** start **
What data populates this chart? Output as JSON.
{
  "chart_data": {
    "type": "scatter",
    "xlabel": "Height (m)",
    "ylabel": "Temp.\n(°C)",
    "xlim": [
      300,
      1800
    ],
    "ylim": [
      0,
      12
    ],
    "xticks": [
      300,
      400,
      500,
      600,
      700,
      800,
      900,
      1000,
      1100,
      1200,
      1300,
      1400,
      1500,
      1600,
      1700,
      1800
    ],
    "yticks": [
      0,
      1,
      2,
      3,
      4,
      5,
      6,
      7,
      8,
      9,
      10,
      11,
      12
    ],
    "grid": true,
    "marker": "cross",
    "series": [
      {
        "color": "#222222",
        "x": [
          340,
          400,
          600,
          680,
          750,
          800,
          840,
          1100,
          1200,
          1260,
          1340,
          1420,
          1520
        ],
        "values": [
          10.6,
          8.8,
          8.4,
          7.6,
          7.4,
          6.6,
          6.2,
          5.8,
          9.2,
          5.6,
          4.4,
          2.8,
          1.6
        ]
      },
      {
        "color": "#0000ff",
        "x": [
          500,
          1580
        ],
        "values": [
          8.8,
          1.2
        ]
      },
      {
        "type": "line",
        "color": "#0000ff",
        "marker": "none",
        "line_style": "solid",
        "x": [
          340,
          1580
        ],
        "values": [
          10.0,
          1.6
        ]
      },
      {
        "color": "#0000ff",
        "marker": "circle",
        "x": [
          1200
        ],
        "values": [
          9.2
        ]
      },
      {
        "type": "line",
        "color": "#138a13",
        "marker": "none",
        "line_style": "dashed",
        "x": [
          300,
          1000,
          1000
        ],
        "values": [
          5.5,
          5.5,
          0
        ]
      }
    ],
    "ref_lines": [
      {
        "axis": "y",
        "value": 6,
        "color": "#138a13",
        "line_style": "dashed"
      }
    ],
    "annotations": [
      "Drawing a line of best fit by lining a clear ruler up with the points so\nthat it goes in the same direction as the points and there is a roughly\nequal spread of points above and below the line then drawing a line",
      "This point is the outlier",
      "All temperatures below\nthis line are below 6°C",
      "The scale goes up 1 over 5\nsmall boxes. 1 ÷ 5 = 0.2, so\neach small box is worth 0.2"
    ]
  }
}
** end **
Going through the entries above, tally each line that has the word "goes". Answer with the number only.

§ **Final result**
2